# TASK PROMPT
Reply with one number only, the count of lines holding the string "subtitle".

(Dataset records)
****

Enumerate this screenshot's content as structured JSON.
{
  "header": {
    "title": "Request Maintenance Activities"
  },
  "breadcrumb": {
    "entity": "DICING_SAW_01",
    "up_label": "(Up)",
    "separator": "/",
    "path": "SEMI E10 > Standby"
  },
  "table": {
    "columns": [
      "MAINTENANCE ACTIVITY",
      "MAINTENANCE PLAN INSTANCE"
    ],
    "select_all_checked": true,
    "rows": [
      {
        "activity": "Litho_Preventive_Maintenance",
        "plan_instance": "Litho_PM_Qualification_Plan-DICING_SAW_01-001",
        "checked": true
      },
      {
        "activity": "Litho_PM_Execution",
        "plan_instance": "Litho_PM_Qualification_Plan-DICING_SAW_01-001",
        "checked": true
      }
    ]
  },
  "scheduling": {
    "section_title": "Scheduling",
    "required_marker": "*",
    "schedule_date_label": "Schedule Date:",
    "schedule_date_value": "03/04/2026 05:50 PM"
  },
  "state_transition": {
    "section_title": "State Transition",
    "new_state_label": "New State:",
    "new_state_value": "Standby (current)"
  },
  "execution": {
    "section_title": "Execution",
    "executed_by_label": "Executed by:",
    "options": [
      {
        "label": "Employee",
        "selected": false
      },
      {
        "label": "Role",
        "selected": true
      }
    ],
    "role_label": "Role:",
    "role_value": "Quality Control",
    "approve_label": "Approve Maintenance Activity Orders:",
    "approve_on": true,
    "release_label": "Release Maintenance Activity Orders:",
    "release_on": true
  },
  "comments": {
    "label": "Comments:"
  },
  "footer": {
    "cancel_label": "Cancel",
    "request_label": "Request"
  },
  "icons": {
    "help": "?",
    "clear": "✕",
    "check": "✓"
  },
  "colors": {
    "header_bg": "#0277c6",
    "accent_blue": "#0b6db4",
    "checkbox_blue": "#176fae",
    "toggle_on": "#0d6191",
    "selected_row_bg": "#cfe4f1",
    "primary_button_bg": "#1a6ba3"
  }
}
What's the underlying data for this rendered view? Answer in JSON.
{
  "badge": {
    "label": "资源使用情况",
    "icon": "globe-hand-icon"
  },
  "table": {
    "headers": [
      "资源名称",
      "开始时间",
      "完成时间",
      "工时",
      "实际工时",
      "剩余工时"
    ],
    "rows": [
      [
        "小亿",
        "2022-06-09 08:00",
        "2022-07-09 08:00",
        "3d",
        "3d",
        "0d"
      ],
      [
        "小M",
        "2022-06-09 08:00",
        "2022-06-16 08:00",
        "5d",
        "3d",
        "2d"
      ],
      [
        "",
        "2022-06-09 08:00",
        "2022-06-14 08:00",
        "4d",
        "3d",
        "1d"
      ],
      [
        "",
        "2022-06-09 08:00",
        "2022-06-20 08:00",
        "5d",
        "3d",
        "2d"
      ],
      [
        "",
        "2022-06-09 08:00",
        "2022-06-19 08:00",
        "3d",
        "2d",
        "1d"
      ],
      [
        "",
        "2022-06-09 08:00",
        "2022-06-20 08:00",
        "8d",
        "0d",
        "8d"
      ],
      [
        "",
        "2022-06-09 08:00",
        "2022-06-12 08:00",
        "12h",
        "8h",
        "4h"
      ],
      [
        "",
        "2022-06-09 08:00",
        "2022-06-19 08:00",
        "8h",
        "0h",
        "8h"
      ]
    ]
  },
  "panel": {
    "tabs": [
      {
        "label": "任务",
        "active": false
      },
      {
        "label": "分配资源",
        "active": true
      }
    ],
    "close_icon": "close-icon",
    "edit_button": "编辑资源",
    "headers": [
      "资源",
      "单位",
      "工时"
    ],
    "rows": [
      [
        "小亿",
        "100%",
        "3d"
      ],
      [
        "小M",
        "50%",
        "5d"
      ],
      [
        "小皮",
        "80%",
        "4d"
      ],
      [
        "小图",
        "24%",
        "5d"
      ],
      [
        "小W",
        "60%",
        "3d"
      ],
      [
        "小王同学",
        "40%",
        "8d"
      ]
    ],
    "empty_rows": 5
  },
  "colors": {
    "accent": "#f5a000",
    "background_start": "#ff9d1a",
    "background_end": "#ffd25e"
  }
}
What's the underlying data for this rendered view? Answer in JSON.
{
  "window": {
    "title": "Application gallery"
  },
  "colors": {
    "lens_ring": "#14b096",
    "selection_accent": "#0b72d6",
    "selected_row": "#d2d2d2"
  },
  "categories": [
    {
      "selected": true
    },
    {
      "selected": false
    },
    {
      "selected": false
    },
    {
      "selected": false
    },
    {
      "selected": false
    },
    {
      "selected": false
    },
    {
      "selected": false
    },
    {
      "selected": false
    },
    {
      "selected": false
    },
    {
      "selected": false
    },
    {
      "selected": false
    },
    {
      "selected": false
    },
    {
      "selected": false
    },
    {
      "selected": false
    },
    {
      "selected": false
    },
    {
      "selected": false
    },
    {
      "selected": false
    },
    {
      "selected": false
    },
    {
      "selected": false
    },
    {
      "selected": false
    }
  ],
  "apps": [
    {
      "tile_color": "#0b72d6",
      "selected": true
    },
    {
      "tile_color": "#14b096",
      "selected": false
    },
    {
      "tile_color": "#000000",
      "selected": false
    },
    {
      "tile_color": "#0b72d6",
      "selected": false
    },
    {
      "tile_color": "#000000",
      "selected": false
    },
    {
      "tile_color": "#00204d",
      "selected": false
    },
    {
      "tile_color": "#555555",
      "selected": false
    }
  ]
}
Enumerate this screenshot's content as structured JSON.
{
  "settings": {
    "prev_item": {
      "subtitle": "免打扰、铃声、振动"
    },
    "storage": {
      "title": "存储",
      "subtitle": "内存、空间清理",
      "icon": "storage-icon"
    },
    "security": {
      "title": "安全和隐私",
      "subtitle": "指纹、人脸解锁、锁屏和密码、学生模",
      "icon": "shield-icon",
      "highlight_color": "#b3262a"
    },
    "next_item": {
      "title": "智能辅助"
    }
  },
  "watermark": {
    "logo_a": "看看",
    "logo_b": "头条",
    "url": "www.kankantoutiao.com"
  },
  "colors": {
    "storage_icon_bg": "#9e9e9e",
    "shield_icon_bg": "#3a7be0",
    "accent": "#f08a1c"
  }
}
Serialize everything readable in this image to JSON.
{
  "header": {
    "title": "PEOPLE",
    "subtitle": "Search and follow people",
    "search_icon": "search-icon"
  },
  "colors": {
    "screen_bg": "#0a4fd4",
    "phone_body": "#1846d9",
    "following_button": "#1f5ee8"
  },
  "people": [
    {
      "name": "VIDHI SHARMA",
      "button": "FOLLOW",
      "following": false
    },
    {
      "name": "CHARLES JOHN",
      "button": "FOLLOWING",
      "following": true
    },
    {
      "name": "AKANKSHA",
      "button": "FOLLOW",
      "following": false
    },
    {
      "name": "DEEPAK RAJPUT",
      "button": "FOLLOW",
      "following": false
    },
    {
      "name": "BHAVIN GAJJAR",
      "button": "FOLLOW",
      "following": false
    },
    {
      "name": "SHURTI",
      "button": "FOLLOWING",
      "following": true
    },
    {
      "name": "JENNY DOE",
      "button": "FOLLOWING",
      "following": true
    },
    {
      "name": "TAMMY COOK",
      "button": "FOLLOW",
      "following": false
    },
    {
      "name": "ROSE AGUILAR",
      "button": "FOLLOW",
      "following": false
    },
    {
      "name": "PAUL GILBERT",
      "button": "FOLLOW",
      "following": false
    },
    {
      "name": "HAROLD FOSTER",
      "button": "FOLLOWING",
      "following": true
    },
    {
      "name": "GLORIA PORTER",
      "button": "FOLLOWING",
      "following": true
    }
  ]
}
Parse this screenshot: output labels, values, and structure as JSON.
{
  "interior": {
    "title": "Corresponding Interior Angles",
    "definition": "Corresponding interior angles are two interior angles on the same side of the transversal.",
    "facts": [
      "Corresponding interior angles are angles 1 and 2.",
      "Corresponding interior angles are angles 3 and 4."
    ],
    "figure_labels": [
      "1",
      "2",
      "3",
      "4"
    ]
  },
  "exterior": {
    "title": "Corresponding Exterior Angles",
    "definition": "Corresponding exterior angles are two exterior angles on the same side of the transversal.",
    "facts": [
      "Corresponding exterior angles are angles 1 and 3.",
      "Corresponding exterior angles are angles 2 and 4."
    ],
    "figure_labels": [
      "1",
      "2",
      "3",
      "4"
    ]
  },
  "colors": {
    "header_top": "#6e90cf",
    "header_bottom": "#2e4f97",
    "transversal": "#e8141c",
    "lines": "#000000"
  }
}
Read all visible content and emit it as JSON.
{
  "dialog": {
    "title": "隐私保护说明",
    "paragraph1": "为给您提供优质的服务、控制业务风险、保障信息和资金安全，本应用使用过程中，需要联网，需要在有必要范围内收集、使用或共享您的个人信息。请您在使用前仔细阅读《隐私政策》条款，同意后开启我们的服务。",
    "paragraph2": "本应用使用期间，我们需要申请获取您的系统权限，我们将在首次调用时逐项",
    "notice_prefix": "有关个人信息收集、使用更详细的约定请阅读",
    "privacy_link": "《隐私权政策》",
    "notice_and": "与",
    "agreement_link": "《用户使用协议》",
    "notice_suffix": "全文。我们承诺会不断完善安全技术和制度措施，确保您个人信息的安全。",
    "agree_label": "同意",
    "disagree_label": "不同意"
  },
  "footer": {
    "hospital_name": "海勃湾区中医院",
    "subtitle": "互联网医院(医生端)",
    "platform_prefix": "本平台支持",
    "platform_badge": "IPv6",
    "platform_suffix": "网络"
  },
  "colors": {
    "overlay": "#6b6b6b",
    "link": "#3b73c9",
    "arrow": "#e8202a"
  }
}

****

# REPLY
5